阿里云：http://mirrors.aliyun.com/pypi/simple/
清华大学：https://pypi.tuna.tsinghua.edu.cn/simple/
中国科学技术大学：http://pypi.mirrors.ustc.edu.cn/simple/

创建数组

# 使用numpy生成数组，得到ndarray这种类型
t1 = np.array([1,2,3])
print(t1)
print(type(t1))

t2 = np.array(range(10))
print(t2)
print(type(t1))

t3 = np.arange(4,10,2)
print(t3)
print(type(t3))

调整他的数据类型和查找他的类型以及生成小数

import numpy as np
import random

# 使用numpy生成数组，得到ndarray这种类型
t1 = np.array([1,2,3])
print(t1)
print(type(t1))

t2 = np.array(range(10))
print(t2)
print(type(t1))

t3 = np.arange(4,10,2)
print(t3)
print(type(t3))

# 查找他的类型
print(t3.dtype)
print("*"*100)
# numpy中的数据类型
t4 = np.array(range(1,4),dtype = "i1")
print(t4)
print(t4.dtype)

# numpy中的bool类型
t5 = np.array([1,1,0,1,0,0],dtype = bool)
print(t5)
print(t5.dtype)

# 调整数据类型
t6 = t5.astype("int8")
print(t6)
print(t6.dtype)

# 生成小数
t7 = np.array([random.random() for i in range(10)])
print(t7)

t8 = np.round(t7,3)
print(t8)

数组形状

shape

b = a.reshape(3,4)
b.shape
# 得到的结果是（3，4）

reshape和flatten

reshape是return类型的函数

两个数字就是二维，一个数字就是一维。

import numpy as np

t3 = np.arange(24).reshape((2,3,4))

print(t3)

# 变成二维数组
t3.reshape((4,6))

# 变成一维数组
t3.reshape((24,))

所给记录:
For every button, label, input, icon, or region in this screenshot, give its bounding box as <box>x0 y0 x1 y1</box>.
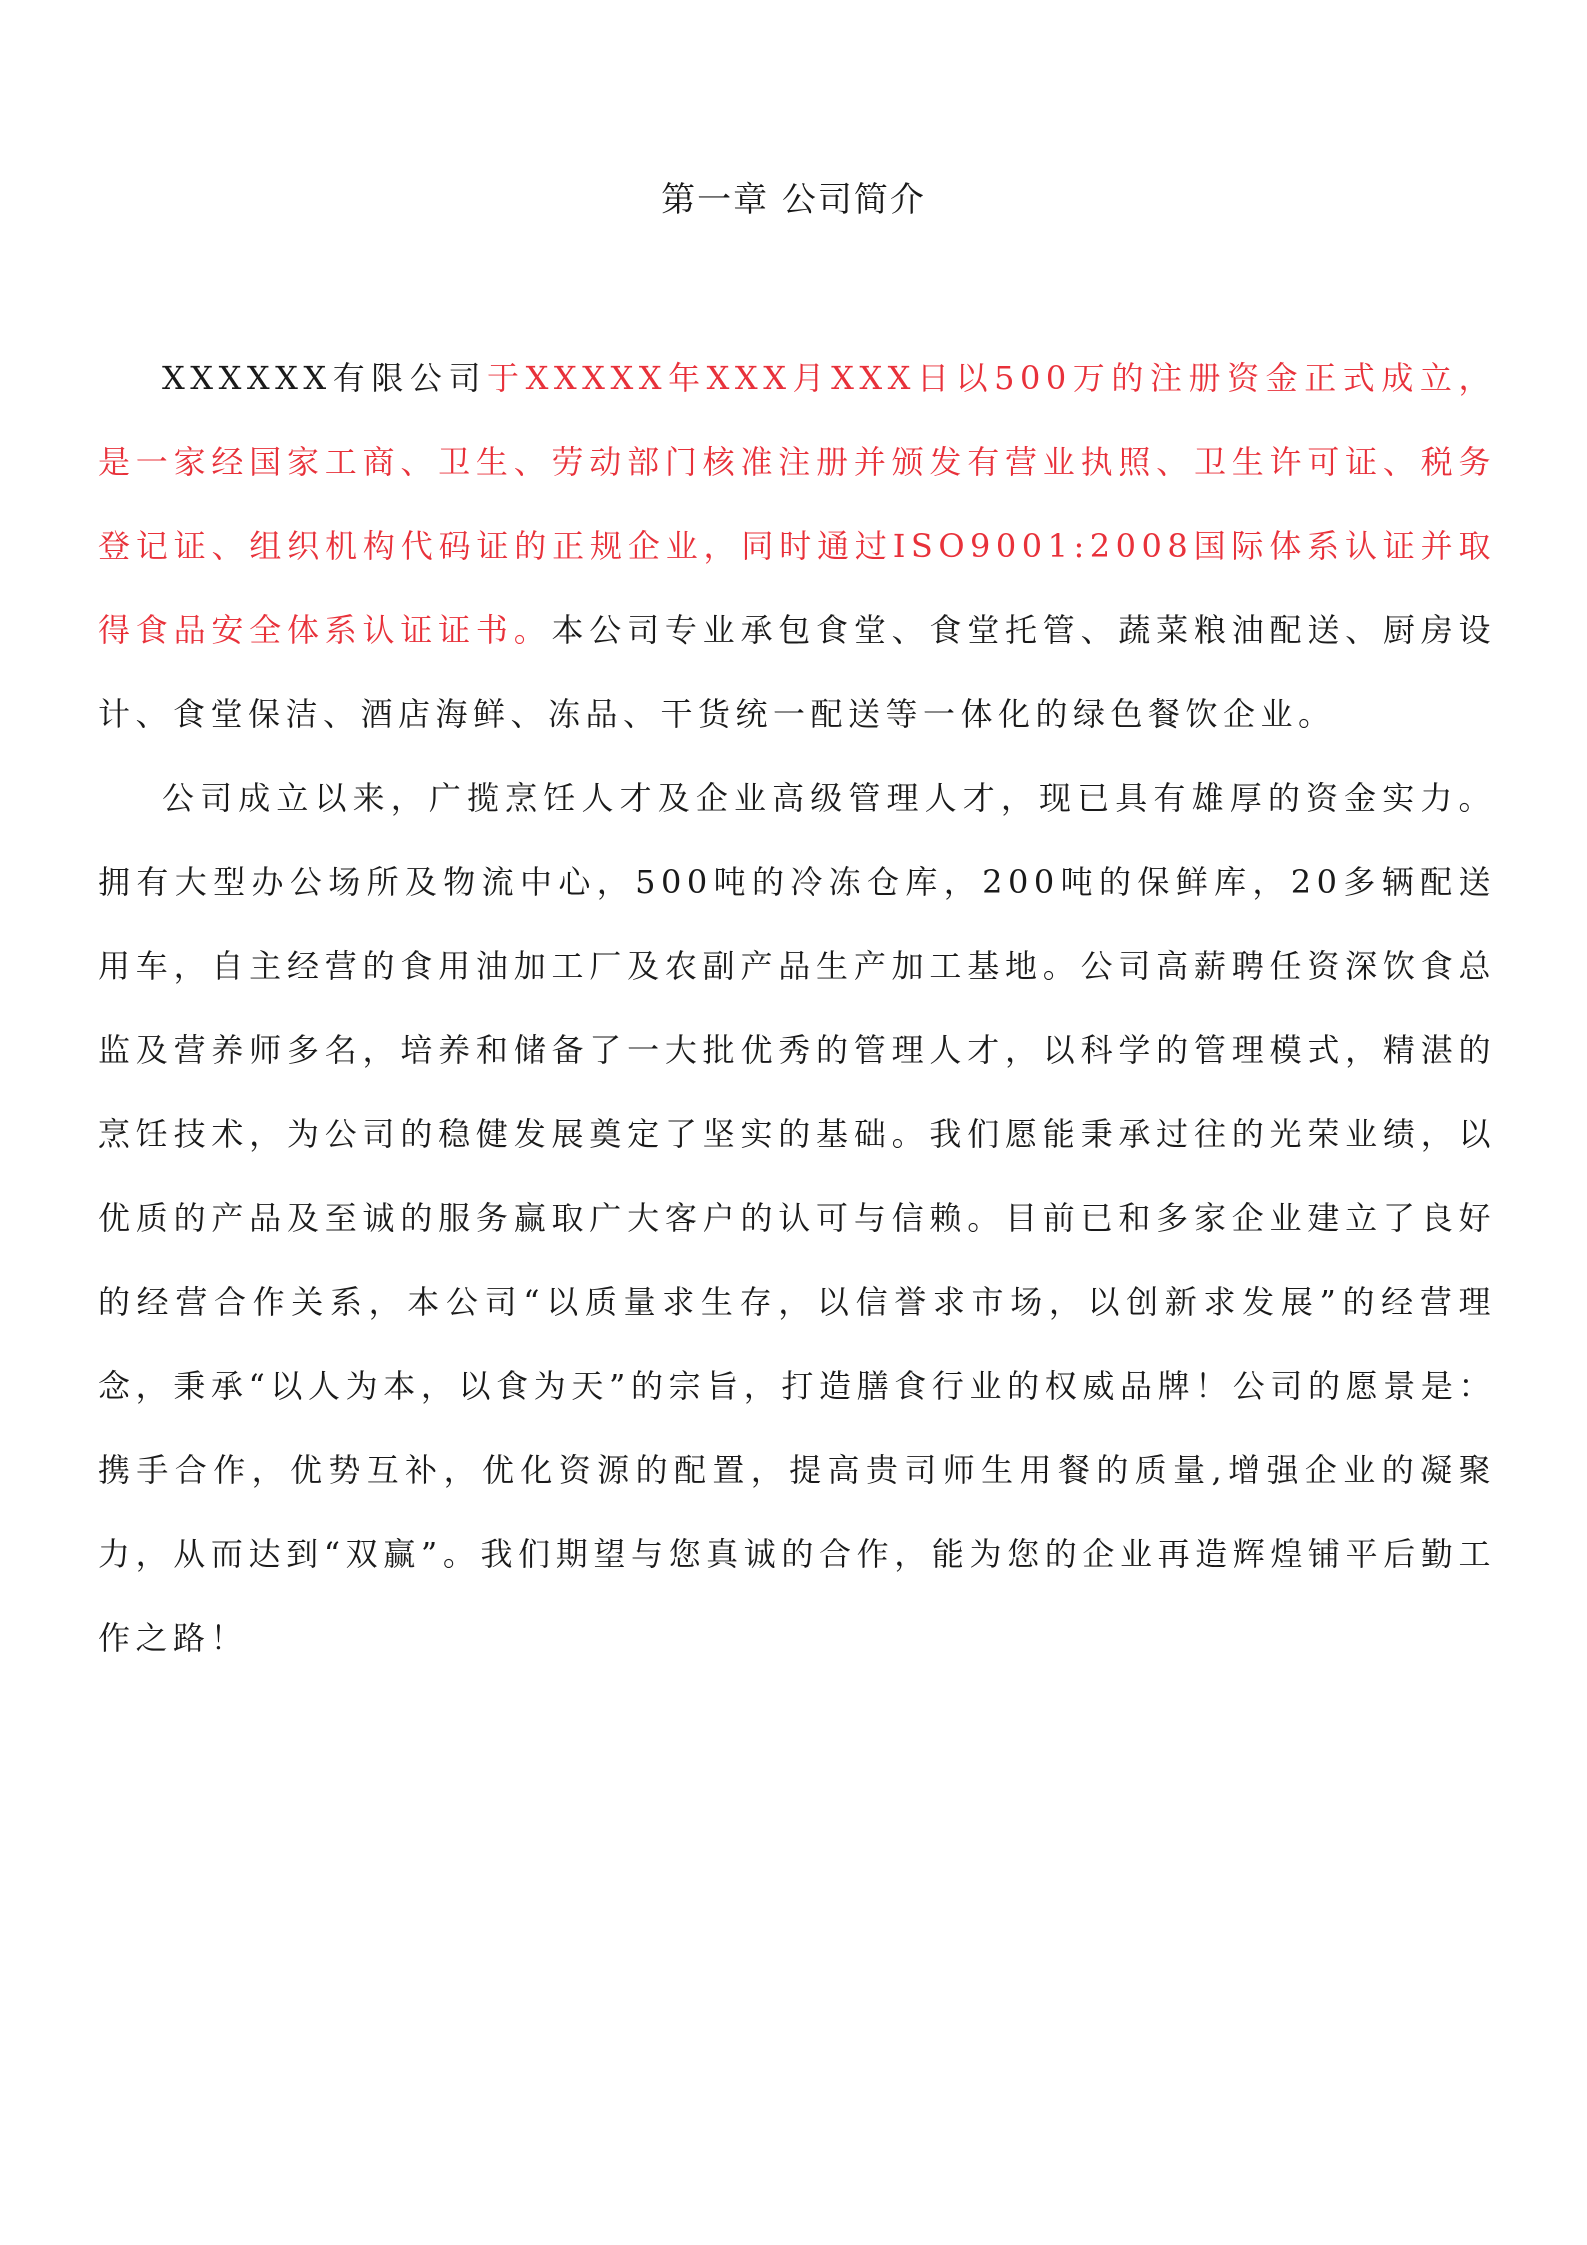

--

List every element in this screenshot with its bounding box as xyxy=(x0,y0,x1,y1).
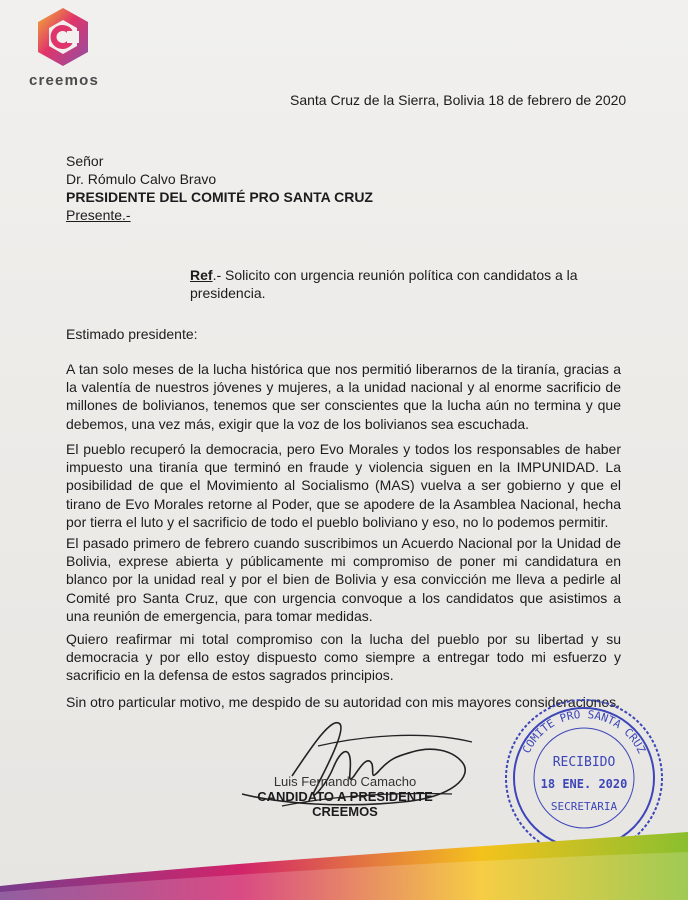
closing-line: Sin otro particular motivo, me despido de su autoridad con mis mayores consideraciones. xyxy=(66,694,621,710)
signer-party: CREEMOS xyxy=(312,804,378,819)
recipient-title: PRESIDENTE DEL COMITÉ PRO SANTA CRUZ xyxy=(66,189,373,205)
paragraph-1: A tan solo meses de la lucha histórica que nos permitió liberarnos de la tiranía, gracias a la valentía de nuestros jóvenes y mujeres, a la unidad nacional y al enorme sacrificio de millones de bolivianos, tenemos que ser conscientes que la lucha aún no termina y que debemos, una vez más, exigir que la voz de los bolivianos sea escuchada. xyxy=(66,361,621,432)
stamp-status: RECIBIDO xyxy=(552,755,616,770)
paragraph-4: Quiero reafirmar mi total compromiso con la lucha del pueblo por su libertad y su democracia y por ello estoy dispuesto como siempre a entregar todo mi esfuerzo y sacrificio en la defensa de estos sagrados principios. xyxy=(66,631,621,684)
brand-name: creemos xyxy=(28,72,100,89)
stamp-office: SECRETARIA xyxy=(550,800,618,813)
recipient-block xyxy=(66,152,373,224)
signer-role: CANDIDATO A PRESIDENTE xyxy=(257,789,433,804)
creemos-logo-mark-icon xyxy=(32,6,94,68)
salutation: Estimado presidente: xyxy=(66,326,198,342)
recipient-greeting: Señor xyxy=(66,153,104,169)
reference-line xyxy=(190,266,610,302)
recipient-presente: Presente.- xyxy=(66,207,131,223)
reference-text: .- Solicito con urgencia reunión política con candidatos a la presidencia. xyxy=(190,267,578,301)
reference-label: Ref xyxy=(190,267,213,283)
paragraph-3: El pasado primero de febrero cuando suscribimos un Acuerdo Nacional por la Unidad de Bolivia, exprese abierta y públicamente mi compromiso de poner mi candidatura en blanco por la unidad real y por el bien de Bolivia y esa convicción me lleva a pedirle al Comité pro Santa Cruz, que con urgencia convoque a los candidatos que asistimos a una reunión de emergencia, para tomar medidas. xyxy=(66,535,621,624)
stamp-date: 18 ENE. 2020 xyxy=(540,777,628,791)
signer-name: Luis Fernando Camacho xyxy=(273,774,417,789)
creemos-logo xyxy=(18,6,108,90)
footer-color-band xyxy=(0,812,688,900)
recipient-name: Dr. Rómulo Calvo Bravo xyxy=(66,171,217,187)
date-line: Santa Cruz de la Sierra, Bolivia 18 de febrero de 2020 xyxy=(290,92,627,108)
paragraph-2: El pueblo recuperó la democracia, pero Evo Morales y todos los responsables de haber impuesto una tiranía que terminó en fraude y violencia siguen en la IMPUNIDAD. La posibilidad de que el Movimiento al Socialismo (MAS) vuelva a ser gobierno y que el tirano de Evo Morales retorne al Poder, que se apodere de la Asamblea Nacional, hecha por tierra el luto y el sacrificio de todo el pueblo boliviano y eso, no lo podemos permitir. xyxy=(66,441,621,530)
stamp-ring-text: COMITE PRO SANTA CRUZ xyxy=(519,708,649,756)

题目 A: 在这段 numpy 正文部分里，reshape 被说成是什么类型的函数？
题目 B: 在记录中，从含有“List every element”的那一行起，到含有“stamp-status: RECIBIDO xyxy=(552,755,616,770)”的那一行止（首尾两行都包括），把其中的“stamp-status”改为“seal-status”，其余内容照原样重写这些行，并略去图片。

作答 A: reshape 是 return 类型的函数。

作答 B:
List every element in this screenshot with its bounding box as xyxy=(x0,y0,x1,y1).
closing-line: Sin otro particular motivo, me despido de su autoridad con mis mayores consideraciones. xyxy=(66,694,621,710)
signer-party: CREEMOS xyxy=(312,804,378,819)
recipient-title: PRESIDENTE DEL COMITÉ PRO SANTA CRUZ xyxy=(66,189,373,205)
paragraph-1: A tan solo meses de la lucha histórica que nos permitió liberarnos de la tiranía, gracias a la valentía de nuestros jóvenes y mujeres, a la unidad nacional y al enorme sacrificio de millones de bolivianos, tenemos que ser conscientes que la lucha aún no termina y que debemos, una vez más, exigir que la voz de los bolivianos sea escuchada. xyxy=(66,361,621,432)
seal-status: RECIBIDO xyxy=(552,755,616,770)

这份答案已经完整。